■ **EXERCISE DESCRIPTION**
Check every line below for the word "evening" and copy the ones that have it.

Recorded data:
□ □ □ □
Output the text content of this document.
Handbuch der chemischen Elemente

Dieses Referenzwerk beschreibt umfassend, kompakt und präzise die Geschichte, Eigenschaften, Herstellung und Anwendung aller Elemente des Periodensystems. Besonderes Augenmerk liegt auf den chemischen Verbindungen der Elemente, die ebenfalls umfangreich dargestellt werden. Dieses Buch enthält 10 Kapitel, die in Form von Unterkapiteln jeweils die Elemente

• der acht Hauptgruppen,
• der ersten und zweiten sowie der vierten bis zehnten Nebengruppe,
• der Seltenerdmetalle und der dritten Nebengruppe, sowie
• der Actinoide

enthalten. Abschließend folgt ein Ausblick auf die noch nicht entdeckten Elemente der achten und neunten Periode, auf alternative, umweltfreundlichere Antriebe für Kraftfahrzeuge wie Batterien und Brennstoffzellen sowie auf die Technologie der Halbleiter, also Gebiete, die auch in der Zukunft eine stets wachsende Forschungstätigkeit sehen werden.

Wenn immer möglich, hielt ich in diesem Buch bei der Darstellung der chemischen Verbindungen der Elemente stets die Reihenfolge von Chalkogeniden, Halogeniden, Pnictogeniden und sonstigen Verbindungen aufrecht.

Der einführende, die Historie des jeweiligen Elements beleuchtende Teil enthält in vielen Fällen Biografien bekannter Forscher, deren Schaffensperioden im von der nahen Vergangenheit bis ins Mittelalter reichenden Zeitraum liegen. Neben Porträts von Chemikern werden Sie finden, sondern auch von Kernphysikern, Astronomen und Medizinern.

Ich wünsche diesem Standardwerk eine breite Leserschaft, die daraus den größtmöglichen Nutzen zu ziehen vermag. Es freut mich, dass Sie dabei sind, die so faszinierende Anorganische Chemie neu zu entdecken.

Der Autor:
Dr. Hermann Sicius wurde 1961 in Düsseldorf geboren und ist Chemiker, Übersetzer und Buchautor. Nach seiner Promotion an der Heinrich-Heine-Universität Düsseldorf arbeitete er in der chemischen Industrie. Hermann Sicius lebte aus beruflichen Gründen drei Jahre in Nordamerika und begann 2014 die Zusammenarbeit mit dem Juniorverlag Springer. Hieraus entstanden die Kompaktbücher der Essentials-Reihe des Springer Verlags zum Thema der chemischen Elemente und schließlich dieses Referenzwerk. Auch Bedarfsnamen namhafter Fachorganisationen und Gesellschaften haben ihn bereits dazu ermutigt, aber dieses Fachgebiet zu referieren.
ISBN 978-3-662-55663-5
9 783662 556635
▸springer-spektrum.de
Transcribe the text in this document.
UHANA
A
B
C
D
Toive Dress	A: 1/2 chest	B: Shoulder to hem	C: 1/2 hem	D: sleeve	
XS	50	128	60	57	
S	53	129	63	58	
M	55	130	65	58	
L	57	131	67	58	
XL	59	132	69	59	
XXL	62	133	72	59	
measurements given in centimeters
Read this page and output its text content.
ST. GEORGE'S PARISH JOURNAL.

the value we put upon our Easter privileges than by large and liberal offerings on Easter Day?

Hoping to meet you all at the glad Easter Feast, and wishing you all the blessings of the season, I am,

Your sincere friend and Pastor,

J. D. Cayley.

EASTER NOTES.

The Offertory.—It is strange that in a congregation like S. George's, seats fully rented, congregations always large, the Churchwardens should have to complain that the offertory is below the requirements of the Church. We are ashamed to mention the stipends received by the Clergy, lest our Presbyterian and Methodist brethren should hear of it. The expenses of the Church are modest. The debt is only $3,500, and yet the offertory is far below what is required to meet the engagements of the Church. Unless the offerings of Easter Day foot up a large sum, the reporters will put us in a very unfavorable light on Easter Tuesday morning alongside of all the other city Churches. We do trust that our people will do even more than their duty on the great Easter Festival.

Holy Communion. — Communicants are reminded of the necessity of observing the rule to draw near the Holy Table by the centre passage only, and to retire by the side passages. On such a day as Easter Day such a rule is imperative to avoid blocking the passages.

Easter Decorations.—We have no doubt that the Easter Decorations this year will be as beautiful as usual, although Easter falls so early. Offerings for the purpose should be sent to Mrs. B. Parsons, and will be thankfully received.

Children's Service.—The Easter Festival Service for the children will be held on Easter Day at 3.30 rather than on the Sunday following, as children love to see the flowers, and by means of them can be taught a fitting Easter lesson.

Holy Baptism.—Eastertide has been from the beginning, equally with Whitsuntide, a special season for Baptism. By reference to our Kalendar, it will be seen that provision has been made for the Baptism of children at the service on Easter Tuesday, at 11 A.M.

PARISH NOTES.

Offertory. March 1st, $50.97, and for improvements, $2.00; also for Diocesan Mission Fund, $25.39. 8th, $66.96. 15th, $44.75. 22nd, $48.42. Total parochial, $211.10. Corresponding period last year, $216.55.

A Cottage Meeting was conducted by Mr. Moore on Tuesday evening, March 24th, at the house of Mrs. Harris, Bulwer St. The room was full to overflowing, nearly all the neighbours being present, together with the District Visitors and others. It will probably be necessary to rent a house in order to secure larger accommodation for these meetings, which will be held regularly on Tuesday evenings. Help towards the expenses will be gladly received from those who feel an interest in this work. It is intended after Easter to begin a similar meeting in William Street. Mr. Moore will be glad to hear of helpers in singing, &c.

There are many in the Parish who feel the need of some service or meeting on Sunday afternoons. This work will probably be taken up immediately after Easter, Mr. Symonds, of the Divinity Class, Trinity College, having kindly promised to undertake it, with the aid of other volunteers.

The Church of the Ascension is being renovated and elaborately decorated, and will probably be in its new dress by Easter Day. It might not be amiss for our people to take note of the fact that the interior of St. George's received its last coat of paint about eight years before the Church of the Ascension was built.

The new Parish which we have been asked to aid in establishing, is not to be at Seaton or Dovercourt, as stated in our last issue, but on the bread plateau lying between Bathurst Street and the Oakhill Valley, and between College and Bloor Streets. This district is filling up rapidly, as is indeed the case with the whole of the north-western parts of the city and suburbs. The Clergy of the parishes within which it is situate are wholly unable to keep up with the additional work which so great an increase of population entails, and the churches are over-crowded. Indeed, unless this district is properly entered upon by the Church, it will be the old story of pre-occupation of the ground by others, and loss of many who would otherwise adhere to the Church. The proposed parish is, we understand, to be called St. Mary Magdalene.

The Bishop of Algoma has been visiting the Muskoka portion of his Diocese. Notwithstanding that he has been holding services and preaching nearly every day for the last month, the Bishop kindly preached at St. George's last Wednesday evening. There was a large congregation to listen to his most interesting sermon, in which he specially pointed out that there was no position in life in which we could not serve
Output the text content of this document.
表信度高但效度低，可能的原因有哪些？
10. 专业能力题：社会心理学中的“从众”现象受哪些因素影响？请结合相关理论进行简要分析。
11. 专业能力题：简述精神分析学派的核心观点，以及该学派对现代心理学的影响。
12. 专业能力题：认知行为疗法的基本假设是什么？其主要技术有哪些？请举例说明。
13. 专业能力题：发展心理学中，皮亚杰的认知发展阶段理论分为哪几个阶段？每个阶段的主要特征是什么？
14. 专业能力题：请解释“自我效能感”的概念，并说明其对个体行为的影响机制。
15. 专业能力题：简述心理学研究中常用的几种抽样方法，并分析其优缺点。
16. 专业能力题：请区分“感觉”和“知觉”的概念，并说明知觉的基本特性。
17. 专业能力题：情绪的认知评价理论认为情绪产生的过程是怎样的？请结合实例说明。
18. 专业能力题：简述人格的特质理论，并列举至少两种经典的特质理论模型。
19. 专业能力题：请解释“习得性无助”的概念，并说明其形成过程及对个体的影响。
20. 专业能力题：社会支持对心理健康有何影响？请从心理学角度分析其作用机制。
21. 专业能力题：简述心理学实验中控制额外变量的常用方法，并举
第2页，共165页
□ □ □ □
■ **OUTPUT FOR THIS TASK**
A Cottage Meeting was conducted by Mr. Moore on Tuesday evening, March 24th, at the house of Mrs. Harris, Bulwer St. The room was full to overflowing, nearly all the neighbours being present, together with the District Visitors and others. It will probably be necessary to rent a house in order to secure larger accommodation for these meetings, which will be held regularly on Tuesday evenings. Help towards the expenses will be gladly received from those who feel an interest in this work. It is intended after Easter to begin a similar meeting in William Street. Mr. Moore will be glad to hear of helpers in singing, &c.
The Bishop of Algoma has been visiting the Muskoka portion of his Diocese. Notwithstanding that he has been holding services and preaching nearly every day for the last month, the Bishop kindly preached at St. George's last Wednesday evening. There was a large congregation to listen to his most interesting sermon, in which he specially pointed out that there was no position in life in which we could not serve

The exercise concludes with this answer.